• _PROBLEM REQUIREMENTS_: Check each line of the listing for the string "两只小狮子", count the lines that have it, and answer with that number only.

===== MATERIAL PROVIDED =====

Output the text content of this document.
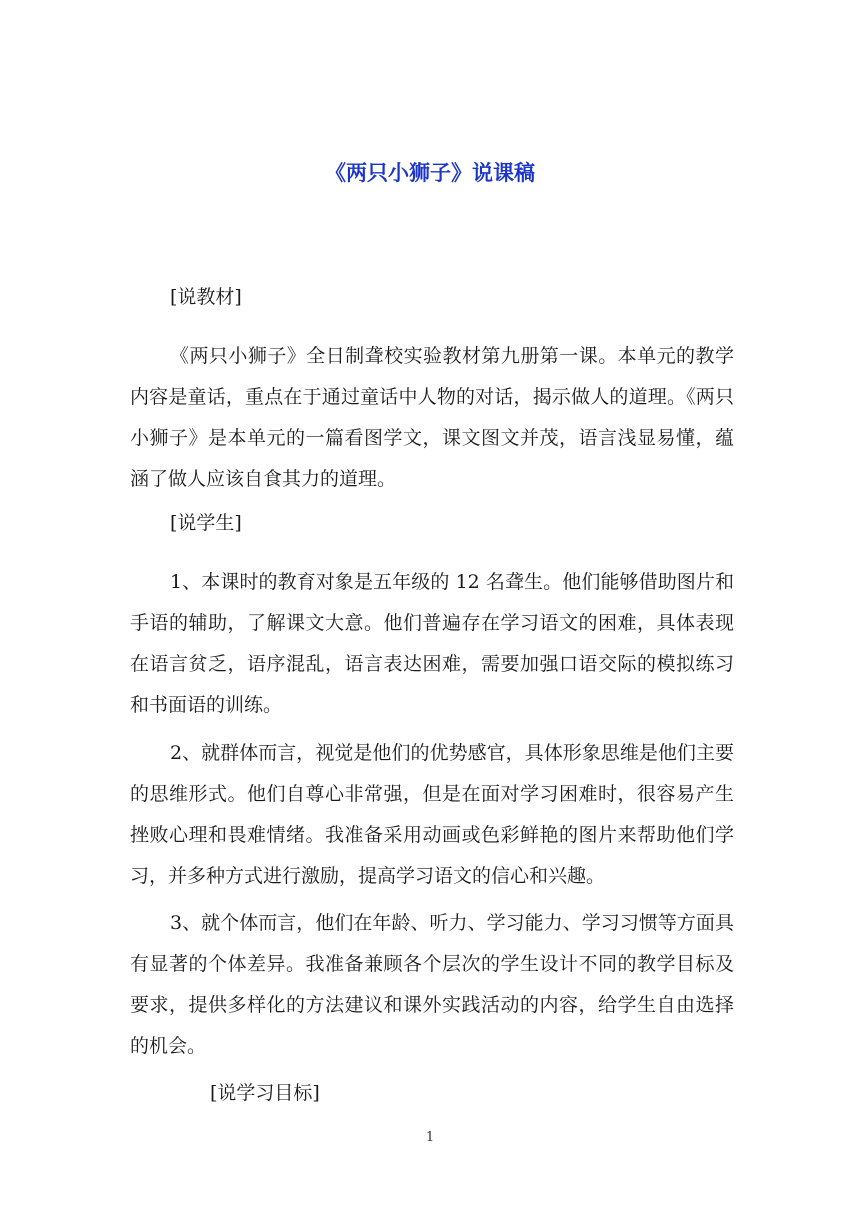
《两只小狮子》说课稿
[说教材]
《两只小狮子》全日制聋校实验教材第九册第一课。本单元的教学内容是童话，重点在于通过童话中人物的对话，揭示做人的道理。《两只小狮子》是本单元的一篇看图学文，课文图文并茂，语言浅显易懂，蕴涵了做人应该自食其力的道理。
[说学生]
1、本课时的教育对象是五年级的 12 名聋生。他们能够借助图片和手语的辅助，了解课文大意。他们普遍存在学习语文的困难，具体表现在语言贫乏，语序混乱，语言表达困难，需要加强口语交际的模拟练习和书面语的训练。
2、就群体而言，视觉是他们的优势感官，具体形象思维是他们主要的思维形式。他们自尊心非常强，但是在面对学习困难时，很容易产生挫败心理和畏难情绪。我准备采用动画或色彩鲜艳的图片来帮助他们学习，并多种方式进行激励，提高学习语文的信心和兴趣。
3、就个体而言，他们在年龄、听力、学习能力、学习习惯等方面具有显著的个体差异。我准备兼顾各个层次的学生设计不同的教学目标及要求，提供多样化的方法建议和课外实践活动的内容，给学生自由选择的机会。
[说学习目标]
1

=====

• _CORRECT RESPONSE_: 2